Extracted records
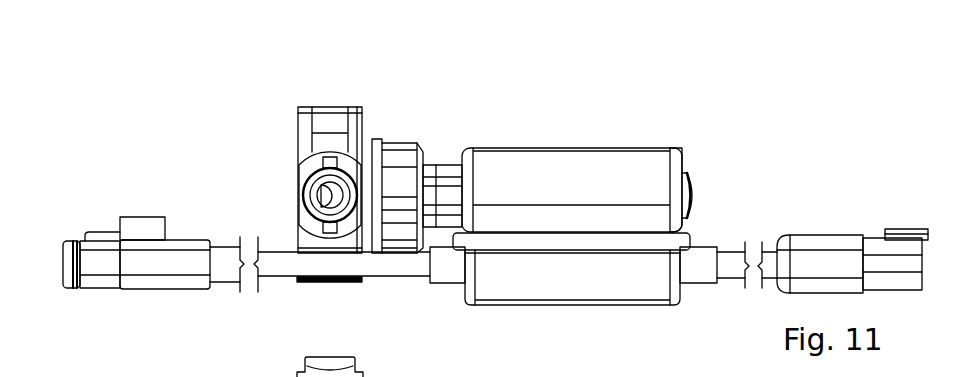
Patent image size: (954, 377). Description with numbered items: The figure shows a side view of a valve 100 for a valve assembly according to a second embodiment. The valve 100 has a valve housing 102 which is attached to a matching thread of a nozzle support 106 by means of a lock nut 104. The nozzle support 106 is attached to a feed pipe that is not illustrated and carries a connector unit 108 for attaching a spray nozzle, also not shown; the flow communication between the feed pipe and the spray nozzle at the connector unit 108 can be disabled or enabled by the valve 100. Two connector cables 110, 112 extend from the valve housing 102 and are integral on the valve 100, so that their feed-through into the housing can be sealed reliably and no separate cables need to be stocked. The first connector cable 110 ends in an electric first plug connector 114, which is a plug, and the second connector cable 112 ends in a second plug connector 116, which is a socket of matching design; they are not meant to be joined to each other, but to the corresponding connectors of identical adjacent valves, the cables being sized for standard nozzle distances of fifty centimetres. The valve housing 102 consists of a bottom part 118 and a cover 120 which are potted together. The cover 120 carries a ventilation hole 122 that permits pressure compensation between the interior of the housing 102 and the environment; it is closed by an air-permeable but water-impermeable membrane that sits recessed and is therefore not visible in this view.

The valve 100 is at (577, 112).
The valve housing 102 is at (653, 148).
The lock nut 104 is at (403, 143).
The nozzle support 106 is at (353, 103).
The connector unit 108 is at (303, 181).
The first connector cable 110 is at (404, 265).
The second connector cable 112 is at (730, 275).
The first plug connector 114 is at (95, 250).
The second plug connector 116 is at (832, 243).
The bottom part 118 is at (628, 283).
The cover 120 is at (672, 165).
The ventilation hole 122 is at (704, 192).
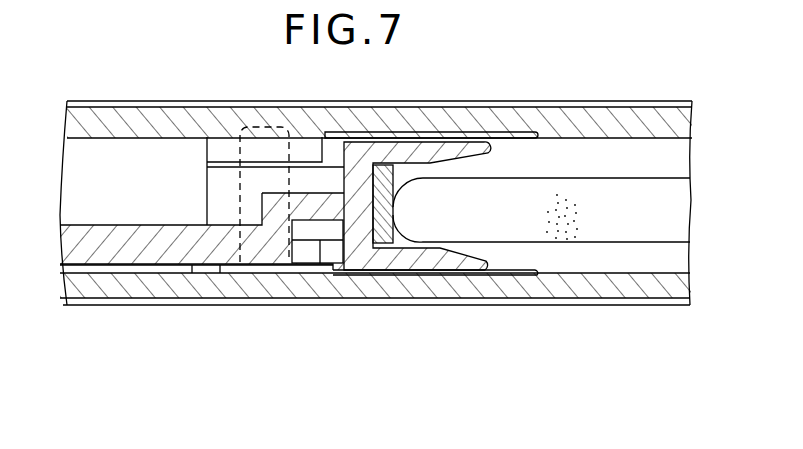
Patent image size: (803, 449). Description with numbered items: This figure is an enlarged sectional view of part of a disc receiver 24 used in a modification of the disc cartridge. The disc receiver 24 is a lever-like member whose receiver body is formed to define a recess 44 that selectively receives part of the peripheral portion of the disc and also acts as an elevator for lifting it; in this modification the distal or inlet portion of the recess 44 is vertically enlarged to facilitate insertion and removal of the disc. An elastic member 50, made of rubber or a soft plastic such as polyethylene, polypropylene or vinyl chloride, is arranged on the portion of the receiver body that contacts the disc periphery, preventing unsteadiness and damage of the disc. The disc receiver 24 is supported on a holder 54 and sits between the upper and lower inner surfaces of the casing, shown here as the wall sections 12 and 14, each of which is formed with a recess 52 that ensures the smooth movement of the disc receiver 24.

The upper housing wall 12 is at (214, 116).
The lower housing wall 14 is at (171, 295).
The disc receiver 24 is at (365, 148).
The recess 44 is at (453, 197).
The elastic member 50 is at (383, 174).
The recess 52 is at (522, 140).
The holder 54 is at (220, 267).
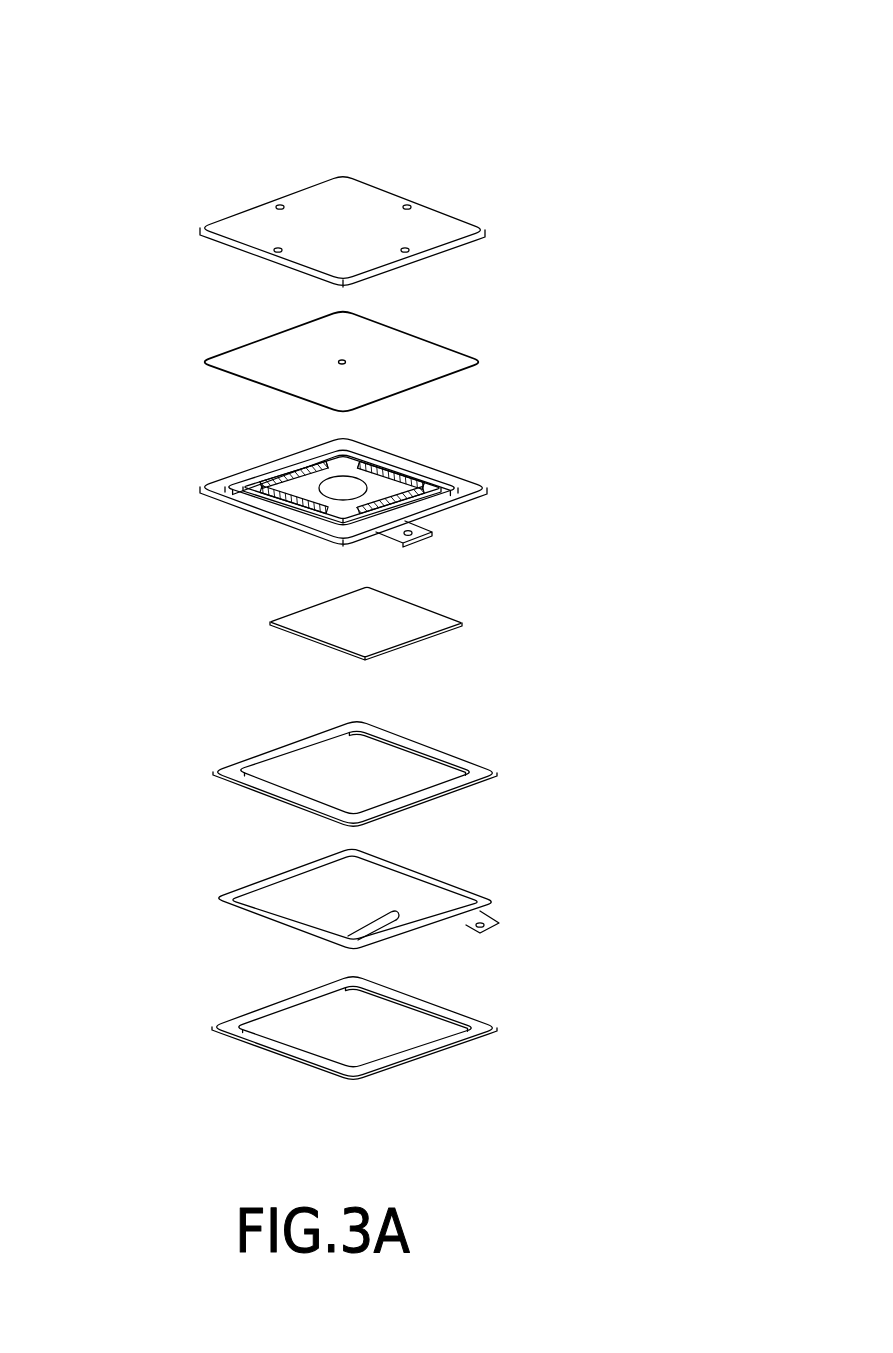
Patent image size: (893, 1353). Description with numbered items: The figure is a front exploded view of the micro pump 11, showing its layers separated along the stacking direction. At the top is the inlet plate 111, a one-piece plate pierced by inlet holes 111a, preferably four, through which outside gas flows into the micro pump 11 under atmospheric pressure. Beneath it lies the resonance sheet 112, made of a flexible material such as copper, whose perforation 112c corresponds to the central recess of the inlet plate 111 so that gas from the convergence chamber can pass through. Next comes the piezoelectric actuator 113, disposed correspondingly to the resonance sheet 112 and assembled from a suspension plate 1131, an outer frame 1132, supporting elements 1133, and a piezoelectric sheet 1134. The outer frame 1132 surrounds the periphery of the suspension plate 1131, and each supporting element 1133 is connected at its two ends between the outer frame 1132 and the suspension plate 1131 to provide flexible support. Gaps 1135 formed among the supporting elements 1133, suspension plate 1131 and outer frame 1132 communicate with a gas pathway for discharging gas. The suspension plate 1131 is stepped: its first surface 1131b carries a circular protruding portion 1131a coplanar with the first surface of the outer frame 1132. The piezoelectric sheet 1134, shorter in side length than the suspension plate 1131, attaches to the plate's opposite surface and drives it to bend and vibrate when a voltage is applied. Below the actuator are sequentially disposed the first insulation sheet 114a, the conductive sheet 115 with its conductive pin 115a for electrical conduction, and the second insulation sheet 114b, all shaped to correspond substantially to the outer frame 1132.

The micro pump 11 is at (572, 104).
The inlet plate 111 is at (369, 201).
The inlet hole 111a is at (279, 204).
The resonance sheet 112 is at (374, 347).
The perforation 112c is at (339, 360).
The piezoelectric actuator 113 is at (389, 535).
The suspension plate 1131 is at (340, 498).
The protruding portion 1131a is at (340, 482).
The first surface of the suspension plate 1131b is at (337, 511).
The outer frame 1132 is at (476, 493).
The supporting element 1133 is at (424, 528).
The piezoelectric sheet 1134 is at (434, 618).
The gap 1135 is at (461, 487).
The first insulation sheet 114a is at (498, 751).
The conductive sheet 115 is at (444, 890).
The conductive pin 115a is at (501, 924).
The second insulation sheet 114b is at (500, 1009).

(Aim) Set down everything from the line containing "Patent image size: (803, 449)." down to the line containing "The upper housing wall 12 is at (214, 116).", both included, character for character.

(Right answer)
Patent image size: (803, 449). Description with numbered items: This figure is an enlarged sectional view of part of a disc receiver 24 used in a modification of the disc cartridge. The disc receiver 24 is a lever-like member whose receiver body is formed to define a recess 44 that selectively receives part of the peripheral portion of the disc and also acts as an elevator for lifting it; in this modification the distal or inlet portion of the recess 44 is vertically enlarged to facilitate insertion and removal of the disc. An elastic member 50, made of rubber or a soft plastic such as polyethylene, polypropylene or vinyl chloride, is arranged on the portion of the receiver body that contacts the disc periphery, preventing unsteadiness and damage of the disc. The disc receiver 24 is supported on a holder 54 and sits between the upper and lower inner surfaces of the casing, shown here as the wall sections 12 and 14, each of which is formed with a recess 52 that ensures the smooth movement of the disc receiver 24.

The upper housing wall 12 is at (214, 116).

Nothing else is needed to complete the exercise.